Job: Report only the number of lines in the records that contain the word "great".

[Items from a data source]
+ + + +

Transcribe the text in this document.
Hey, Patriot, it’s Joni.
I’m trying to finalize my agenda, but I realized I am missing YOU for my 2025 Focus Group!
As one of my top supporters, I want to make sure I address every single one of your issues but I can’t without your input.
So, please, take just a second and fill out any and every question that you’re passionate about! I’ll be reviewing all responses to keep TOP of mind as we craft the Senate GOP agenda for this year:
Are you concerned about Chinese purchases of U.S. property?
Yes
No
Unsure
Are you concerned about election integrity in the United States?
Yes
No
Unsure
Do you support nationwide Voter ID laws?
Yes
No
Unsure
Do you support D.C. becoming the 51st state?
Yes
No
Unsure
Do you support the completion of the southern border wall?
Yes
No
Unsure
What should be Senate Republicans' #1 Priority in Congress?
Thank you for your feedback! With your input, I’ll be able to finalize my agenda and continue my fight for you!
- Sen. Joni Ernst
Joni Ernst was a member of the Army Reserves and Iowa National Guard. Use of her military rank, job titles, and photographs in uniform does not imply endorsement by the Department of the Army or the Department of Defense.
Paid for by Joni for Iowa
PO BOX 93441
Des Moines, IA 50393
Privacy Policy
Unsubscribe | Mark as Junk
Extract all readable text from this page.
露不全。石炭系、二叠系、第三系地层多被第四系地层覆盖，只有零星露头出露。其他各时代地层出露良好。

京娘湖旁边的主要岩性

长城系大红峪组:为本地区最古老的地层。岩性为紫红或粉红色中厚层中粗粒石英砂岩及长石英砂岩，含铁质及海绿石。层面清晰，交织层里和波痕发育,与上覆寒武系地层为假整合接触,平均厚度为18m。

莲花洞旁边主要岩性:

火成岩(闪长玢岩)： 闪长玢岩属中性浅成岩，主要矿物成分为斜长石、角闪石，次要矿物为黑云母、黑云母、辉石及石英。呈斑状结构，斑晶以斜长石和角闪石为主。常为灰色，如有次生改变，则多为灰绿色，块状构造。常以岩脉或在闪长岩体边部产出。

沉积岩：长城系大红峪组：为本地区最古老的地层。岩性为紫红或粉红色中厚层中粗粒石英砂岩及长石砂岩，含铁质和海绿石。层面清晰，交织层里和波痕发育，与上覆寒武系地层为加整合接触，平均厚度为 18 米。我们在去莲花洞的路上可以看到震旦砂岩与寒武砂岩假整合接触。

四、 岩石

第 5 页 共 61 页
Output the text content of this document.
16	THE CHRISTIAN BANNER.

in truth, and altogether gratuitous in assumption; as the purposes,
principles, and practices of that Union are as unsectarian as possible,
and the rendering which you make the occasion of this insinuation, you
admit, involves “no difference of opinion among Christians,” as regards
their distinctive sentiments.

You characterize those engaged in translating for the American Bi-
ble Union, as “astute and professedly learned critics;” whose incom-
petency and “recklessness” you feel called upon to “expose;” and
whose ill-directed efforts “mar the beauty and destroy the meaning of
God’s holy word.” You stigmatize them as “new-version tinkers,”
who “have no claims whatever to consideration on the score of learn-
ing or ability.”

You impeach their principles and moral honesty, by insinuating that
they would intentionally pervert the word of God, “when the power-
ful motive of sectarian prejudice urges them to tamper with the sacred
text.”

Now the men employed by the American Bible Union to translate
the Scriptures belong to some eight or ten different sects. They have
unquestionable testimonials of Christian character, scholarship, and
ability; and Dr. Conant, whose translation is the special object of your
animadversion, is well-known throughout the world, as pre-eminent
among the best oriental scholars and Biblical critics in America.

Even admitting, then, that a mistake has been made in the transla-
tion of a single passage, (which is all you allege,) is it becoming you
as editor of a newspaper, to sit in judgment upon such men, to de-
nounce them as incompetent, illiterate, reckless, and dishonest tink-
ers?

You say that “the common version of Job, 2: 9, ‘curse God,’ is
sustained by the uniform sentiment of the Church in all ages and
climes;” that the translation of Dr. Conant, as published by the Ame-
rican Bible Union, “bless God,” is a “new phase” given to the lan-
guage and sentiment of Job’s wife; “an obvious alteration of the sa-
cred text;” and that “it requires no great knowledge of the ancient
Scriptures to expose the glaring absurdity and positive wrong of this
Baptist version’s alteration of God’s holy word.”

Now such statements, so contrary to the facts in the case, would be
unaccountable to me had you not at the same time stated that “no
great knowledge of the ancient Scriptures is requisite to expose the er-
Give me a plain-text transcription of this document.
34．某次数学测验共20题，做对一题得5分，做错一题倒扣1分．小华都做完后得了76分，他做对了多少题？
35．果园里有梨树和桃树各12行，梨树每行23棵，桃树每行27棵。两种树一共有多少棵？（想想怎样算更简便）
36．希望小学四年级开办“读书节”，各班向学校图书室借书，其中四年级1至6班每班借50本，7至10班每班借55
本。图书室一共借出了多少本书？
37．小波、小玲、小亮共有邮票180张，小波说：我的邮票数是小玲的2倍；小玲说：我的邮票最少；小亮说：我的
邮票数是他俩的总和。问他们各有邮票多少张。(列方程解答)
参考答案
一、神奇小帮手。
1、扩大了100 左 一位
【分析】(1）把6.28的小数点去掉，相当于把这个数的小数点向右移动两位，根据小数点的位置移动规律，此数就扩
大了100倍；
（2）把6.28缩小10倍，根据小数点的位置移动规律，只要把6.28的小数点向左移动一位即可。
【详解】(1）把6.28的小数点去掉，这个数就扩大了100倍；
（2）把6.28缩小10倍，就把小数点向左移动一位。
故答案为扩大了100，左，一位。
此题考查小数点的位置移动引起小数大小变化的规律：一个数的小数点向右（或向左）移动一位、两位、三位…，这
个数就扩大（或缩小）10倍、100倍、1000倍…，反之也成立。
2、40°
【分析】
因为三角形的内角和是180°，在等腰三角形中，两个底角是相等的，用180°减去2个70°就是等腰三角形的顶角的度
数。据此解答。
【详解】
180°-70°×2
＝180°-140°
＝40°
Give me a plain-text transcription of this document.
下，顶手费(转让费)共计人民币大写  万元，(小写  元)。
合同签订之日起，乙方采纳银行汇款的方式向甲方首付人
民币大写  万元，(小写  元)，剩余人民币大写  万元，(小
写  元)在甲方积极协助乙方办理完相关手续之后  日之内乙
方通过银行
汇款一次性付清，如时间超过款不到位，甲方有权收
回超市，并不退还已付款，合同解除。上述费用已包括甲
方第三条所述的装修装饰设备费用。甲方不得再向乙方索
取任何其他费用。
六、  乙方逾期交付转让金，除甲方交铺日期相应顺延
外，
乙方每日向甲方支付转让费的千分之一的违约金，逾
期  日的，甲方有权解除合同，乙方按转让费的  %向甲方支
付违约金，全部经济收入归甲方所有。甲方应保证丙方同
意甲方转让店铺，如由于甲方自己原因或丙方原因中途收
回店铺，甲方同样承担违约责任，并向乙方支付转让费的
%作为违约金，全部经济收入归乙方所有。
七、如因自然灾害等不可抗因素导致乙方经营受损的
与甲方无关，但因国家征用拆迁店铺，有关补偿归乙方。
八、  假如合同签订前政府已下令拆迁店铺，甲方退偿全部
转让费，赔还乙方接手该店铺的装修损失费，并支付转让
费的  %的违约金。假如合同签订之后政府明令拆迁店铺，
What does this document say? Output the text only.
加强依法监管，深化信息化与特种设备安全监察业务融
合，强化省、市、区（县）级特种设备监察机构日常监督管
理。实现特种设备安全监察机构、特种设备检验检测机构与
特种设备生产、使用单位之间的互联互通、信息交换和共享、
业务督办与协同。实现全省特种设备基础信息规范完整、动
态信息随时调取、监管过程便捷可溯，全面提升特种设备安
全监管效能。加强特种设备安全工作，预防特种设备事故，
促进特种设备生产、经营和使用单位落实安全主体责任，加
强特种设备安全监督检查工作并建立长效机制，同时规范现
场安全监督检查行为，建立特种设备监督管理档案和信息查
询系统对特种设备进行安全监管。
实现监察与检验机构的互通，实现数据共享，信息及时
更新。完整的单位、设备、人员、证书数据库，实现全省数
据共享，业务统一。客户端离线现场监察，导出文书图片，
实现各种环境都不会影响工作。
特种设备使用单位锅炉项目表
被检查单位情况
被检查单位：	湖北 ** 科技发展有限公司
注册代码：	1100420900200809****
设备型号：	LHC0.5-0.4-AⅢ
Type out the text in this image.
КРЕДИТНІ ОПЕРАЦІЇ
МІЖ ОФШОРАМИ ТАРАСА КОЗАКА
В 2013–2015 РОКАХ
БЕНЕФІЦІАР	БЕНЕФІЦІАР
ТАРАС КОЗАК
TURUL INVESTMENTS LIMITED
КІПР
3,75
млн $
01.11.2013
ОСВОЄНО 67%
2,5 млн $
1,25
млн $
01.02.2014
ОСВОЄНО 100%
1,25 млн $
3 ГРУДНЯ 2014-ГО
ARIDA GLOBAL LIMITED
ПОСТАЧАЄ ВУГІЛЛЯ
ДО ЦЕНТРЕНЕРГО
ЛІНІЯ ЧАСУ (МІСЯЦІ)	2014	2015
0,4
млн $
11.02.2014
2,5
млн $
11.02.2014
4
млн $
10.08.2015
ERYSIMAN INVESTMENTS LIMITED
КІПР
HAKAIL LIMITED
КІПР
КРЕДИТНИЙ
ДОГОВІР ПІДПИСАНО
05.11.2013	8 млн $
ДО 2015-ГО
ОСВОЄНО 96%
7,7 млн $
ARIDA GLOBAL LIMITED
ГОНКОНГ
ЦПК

+ + + +

The reply: 2